Write out the listing below again, precisely as it is given.

---------------

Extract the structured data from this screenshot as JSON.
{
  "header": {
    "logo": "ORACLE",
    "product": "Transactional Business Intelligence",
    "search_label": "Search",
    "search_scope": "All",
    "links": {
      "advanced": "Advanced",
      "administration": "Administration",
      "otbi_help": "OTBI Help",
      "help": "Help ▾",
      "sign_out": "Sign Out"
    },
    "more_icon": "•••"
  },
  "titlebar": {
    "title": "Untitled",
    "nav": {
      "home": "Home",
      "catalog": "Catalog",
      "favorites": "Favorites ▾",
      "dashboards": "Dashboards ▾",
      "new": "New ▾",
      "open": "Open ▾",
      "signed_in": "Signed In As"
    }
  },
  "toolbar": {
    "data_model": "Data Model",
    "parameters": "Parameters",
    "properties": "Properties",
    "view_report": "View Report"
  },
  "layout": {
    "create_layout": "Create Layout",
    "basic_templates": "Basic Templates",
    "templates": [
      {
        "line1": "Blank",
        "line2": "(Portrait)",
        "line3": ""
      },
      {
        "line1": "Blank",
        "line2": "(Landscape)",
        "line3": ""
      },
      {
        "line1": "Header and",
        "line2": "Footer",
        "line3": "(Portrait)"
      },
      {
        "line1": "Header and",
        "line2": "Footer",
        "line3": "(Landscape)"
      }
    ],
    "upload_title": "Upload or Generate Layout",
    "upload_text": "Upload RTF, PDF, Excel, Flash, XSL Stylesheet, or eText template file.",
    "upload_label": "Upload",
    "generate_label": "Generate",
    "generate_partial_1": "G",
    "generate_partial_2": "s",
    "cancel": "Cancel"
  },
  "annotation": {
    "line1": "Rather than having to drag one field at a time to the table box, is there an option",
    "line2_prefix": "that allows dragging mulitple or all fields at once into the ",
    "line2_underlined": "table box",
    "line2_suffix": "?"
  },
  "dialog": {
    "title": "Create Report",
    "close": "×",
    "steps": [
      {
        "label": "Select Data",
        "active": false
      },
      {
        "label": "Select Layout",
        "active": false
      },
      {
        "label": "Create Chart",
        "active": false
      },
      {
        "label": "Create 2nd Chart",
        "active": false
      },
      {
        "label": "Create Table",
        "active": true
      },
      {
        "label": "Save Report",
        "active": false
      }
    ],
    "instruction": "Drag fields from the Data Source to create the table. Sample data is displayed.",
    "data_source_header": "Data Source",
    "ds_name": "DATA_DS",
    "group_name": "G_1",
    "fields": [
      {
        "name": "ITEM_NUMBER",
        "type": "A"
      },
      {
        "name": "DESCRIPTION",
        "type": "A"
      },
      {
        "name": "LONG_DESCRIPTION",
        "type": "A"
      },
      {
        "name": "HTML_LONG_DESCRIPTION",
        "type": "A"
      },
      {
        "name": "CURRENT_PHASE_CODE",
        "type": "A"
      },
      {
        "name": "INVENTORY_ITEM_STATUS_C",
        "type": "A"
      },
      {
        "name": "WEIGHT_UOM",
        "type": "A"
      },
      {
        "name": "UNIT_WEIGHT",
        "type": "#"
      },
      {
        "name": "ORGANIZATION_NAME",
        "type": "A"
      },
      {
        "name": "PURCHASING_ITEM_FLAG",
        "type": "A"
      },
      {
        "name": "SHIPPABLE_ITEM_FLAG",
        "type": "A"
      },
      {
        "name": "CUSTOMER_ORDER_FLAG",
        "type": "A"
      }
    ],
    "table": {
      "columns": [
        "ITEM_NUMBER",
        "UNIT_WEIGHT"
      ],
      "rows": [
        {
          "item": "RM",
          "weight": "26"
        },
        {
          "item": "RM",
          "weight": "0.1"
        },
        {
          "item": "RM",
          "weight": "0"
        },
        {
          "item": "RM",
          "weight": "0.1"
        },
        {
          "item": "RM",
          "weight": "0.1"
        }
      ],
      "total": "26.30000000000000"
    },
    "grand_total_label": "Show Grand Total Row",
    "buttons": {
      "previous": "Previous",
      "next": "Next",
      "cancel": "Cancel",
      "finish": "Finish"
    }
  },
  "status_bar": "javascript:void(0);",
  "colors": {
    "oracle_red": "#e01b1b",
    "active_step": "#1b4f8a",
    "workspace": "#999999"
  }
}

---------------

* [Solution]:
Extract the structured data from this screenshot as JSON.
{
  "header": {
    "logo": "ORACLE",
    "product": "Transactional Business Intelligence",
    "search_label": "Search",
    "search_scope": "All",
    "links": {
      "advanced": "Advanced",
      "administration": "Administration",
      "otbi_help": "OTBI Help",
      "help": "Help ▾",
      "sign_out": "Sign Out"
    },
    "more_icon": "•••"
  },
  "titlebar": {
    "title": "Untitled",
    "nav": {
      "home": "Home",
      "catalog": "Catalog",
      "favorites": "Favorites ▾",
      "dashboards": "Dashboards ▾",
      "new": "New ▾",
      "open": "Open ▾",
      "signed_in": "Signed In As"
    }
  },
  "toolbar": {
    "data_model": "Data Model",
    "parameters": "Parameters",
    "properties": "Properties",
    "view_report": "View Report"
  },
  "layout": {
    "create_layout": "Create Layout",
    "basic_templates": "Basic Templates",
    "templates": [
      {
        "line1": "Blank",
        "line2": "(Portrait)",
        "line3": ""
      },
      {
        "line1": "Blank",
        "line2": "(Landscape)",
        "line3": ""
      },
      {
        "line1": "Header and",
        "line2": "Footer",
        "line3": "(Portrait)"
      },
      {
        "line1": "Header and",
        "line2": "Footer",
        "line3": "(Landscape)"
      }
    ],
    "upload_title": "Upload or Generate Layout",
    "upload_text": "Upload RTF, PDF, Excel, Flash, XSL Stylesheet, or eText template file.",
    "upload_label": "Upload",
    "generate_label": "Generate",
    "generate_partial_1": "G",
    "generate_partial_2": "s",
    "cancel": "Cancel"
  },
  "annotation": {
    "line1": "Rather than having to drag one field at a time to the table box, is there an option",
    "line2_prefix": "that allows dragging mulitple or all fields at once into the ",
    "line2_underlined": "table box",
    "line2_suffix": "?"
  },
  "dialog": {
    "title": "Create Report",
    "close": "×",
    "steps": [
      {
        "label": "Select Data",
        "active": false
      },
      {
        "label": "Select Layout",
        "active": false
      },
      {
        "label": "Create Chart",
        "active": false
      },
      {
        "label": "Create 2nd Chart",
        "active": false
      },
      {
        "label": "Create Table",
        "active": true
      },
      {
        "label": "Save Report",
        "active": false
      }
    ],
    "instruction": "Drag fields from the Data Source to create the table. Sample data is displayed.",
    "data_source_header": "Data Source",
    "ds_name": "DATA_DS",
    "group_name": "G_1",
    "fields": [
      {
        "name": "ITEM_NUMBER",
        "type": "A"
      },
      {
        "name": "DESCRIPTION",
        "type": "A"
      },
      {
        "name": "LONG_DESCRIPTION",
        "type": "A"
      },
      {
        "name": "HTML_LONG_DESCRIPTION",
        "type": "A"
      },
      {
        "name": "CURRENT_PHASE_CODE",
        "type": "A"
      },
      {
        "name": "INVENTORY_ITEM_STATUS_C",
        "type": "A"
      },
      {
        "name": "WEIGHT_UOM",
        "type": "A"
      },
      {
        "name": "UNIT_WEIGHT",
        "type": "#"
      },
      {
        "name": "ORGANIZATION_NAME",
        "type": "A"
      },
      {
        "name": "PURCHASING_ITEM_FLAG",
        "type": "A"
      },
      {
        "name": "SHIPPABLE_ITEM_FLAG",
        "type": "A"
      },
      {
        "name": "CUSTOMER_ORDER_FLAG",
        "type": "A"
      }
    ],
    "table": {
      "columns": [
        "ITEM_NUMBER",
        "UNIT_WEIGHT"
      ],
      "rows": [
        {
          "item": "RM",
          "weight": "26"
        },
        {
          "item": "RM",
          "weight": "0.1"
        },
        {
          "item": "RM",
          "weight": "0"
        },
        {
          "item": "RM",
          "weight": "0.1"
        },
        {
          "item": "RM",
          "weight": "0.1"
        }
      ],
      "total": "26.30000000000000"
    },
    "grand_total_label": "Show Grand Total Row",
    "buttons": {
      "previous": "Previous",
      "next": "Next",
      "cancel": "Cancel",
      "finish": "Finish"
    }
  },
  "status_bar": "javascript:void(0);",
  "colors": {
    "oracle_red": "#e01b1b",
    "active_step": "#1b4f8a",
    "workspace": "#999999"
  }
}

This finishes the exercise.